> [Information supplied]
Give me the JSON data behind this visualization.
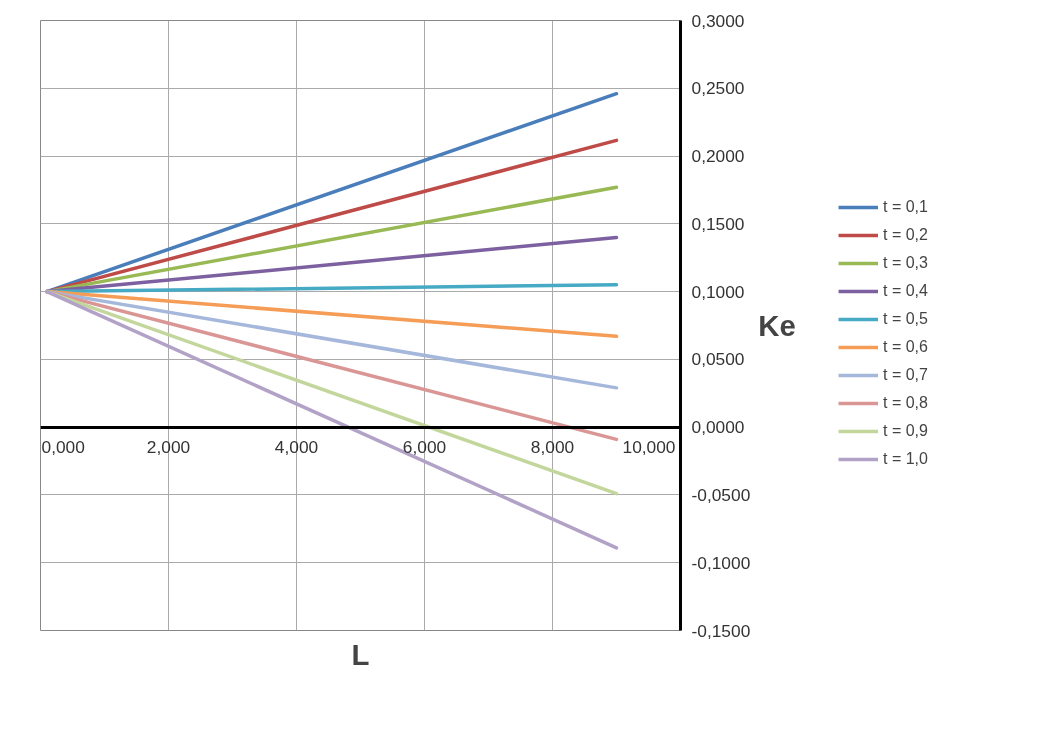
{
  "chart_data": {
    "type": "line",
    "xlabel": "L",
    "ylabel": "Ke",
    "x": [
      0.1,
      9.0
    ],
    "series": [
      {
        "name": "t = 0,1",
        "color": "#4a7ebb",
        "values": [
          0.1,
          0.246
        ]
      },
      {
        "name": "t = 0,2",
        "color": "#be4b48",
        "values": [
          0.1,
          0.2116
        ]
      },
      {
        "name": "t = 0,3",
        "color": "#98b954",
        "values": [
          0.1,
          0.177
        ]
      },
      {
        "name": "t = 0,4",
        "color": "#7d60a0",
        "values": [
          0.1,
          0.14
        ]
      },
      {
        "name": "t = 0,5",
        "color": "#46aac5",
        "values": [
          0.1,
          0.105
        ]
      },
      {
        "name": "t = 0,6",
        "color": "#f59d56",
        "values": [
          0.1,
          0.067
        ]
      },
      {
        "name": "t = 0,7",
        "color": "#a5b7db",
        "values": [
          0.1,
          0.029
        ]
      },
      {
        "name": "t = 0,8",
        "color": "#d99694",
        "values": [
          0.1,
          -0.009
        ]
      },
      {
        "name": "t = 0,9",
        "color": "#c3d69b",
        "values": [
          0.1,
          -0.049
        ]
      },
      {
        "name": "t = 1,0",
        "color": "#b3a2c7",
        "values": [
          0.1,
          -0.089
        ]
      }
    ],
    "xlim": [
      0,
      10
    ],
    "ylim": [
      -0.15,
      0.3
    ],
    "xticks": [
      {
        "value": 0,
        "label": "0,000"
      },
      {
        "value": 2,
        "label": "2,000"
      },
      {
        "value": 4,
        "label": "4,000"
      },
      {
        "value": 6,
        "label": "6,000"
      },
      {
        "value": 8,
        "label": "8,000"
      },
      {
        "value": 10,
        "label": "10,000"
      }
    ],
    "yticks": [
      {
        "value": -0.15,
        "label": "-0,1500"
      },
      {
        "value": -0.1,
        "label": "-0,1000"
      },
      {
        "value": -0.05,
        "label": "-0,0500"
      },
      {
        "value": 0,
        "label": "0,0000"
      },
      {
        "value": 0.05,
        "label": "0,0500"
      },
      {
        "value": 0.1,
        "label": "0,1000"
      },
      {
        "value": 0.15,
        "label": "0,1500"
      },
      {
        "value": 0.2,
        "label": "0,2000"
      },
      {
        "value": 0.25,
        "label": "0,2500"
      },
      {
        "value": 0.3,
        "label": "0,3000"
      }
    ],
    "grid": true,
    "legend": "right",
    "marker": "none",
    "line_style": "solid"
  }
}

> [Written task]
Reproduce every line of the material precisely, omitting its pictures.

> [In response]
Give me the JSON data behind this visualization.
{
  "chart_data": {
    "type": "line",
    "xlabel": "L",
    "ylabel": "Ke",
    "x": [
      0.1,
      9.0
    ],
    "series": [
      {
        "name": "t = 0,1",
        "color": "#4a7ebb",
        "values": [
          0.1,
          0.246
        ]
      },
      {
        "name": "t = 0,2",
        "color": "#be4b48",
        "values": [
          0.1,
          0.2116
        ]
      },
      {
        "name": "t = 0,3",
        "color": "#98b954",
        "values": [
          0.1,
          0.177
        ]
      },
      {
        "name": "t = 0,4",
        "color": "#7d60a0",
        "values": [
          0.1,
          0.14
        ]
      },
      {
        "name": "t = 0,5",
        "color": "#46aac5",
        "values": [
          0.1,
          0.105
        ]
      },
      {
        "name": "t = 0,6",
        "color": "#f59d56",
        "values": [
          0.1,
          0.067
        ]
      },
      {
        "name": "t = 0,7",
        "color": "#a5b7db",
        "values": [
          0.1,
          0.029
        ]
      },
      {
        "name": "t = 0,8",
        "color": "#d99694",
        "values": [
          0.1,
          -0.009
        ]
      },
      {
        "name": "t = 0,9",
        "color": "#c3d69b",
        "values": [
          0.1,
          -0.049
        ]
      },
      {
        "name": "t = 1,0",
        "color": "#b3a2c7",
        "values": [
          0.1,
          -0.089
        ]
      }
    ],
    "xlim": [
      0,
      10
    ],
    "ylim": [
      -0.15,
      0.3
    ],
    "xticks": [
      {
        "value": 0,
        "label": "0,000"
      },
      {
        "value": 2,
        "label": "2,000"
      },
      {
        "value": 4,
        "label": "4,000"
      },
      {
        "value": 6,
        "label": "6,000"
      },
      {
        "value": 8,
        "label": "8,000"
      },
      {
        "value": 10,
        "label": "10,000"
      }
    ],
    "yticks": [
      {
        "value": -0.15,
        "label": "-0,1500"
      },
      {
        "value": -0.1,
        "label": "-0,1000"
      },
      {
        "value": -0.05,
        "label": "-0,0500"
      },
      {
        "value": 0,
        "label": "0,0000"
      },
      {
        "value": 0.05,
        "label": "0,0500"
      },
      {
        "value": 0.1,
        "label": "0,1000"
      },
      {
        "value": 0.15,
        "label": "0,1500"
      },
      {
        "value": 0.2,
        "label": "0,2000"
      },
      {
        "value": 0.25,
        "label": "0,2500"
      },
      {
        "value": 0.3,
        "label": "0,3000"
      }
    ],
    "grid": true,
    "legend": "right",
    "marker": "none",
    "line_style": "solid"
  }
}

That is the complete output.